REQUIRED TASK: Below are some records. Pull every line that contains the word "addictions".

INPUT MATERIAL:
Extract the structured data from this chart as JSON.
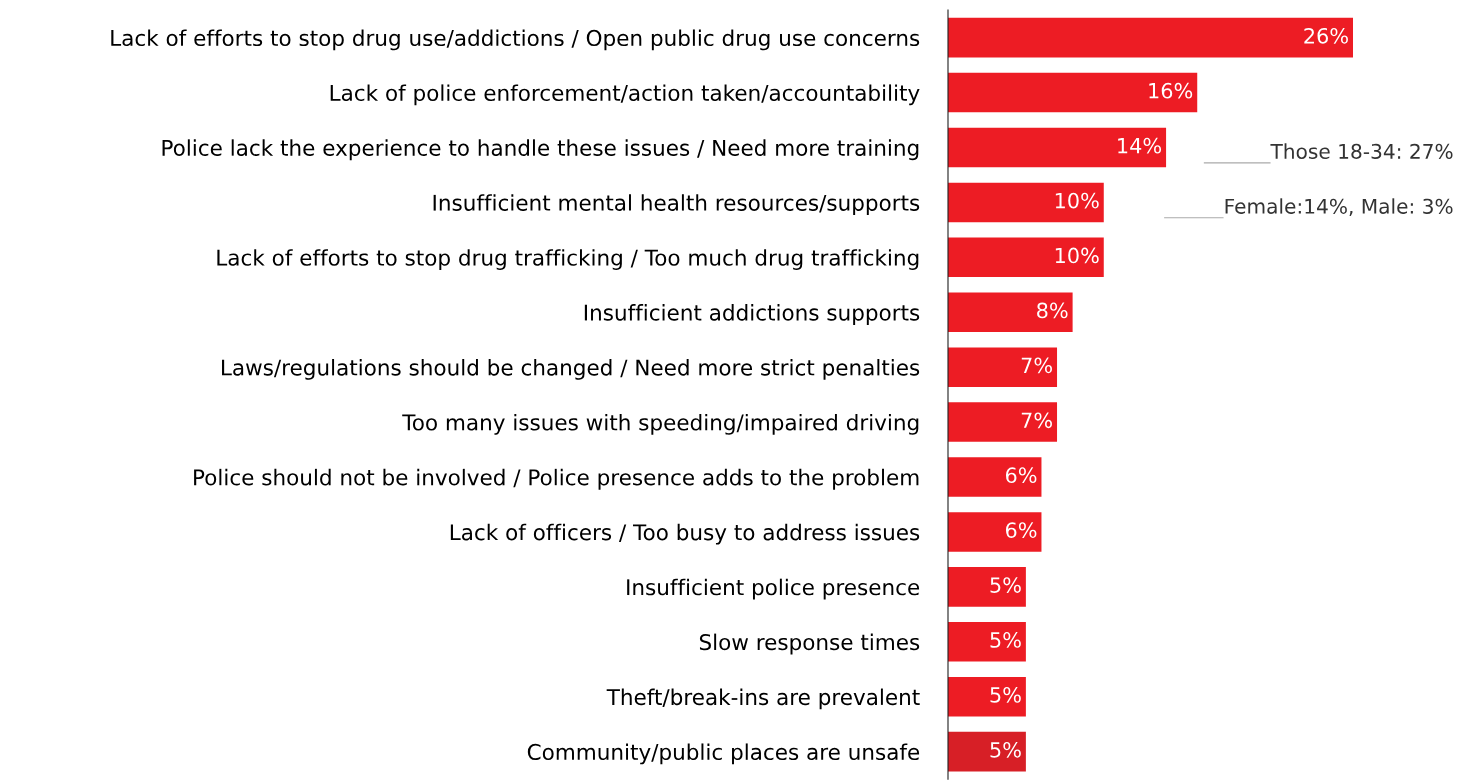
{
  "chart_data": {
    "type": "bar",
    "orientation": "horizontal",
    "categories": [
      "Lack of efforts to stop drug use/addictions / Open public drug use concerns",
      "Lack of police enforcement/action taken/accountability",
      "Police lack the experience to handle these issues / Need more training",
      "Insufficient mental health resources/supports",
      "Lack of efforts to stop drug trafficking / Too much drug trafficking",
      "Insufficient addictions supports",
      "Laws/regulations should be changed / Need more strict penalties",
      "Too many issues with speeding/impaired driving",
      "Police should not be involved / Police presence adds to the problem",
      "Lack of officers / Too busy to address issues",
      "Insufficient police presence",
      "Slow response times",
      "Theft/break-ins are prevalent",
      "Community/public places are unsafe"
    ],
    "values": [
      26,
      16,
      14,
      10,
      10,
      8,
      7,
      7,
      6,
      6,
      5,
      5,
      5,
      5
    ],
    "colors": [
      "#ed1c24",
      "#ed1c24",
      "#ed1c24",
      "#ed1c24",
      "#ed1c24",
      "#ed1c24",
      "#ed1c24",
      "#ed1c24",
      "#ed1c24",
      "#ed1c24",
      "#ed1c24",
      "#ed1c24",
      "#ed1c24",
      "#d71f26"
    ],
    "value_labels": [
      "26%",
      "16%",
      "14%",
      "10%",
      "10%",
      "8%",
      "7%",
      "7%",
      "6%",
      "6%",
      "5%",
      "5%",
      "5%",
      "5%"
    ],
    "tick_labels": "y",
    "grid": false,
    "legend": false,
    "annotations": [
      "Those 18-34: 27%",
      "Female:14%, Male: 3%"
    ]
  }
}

ANSWER BELOW:
      "Lack of efforts to stop drug use/addictions / Open public drug use concerns",
      "Insufficient addictions supports",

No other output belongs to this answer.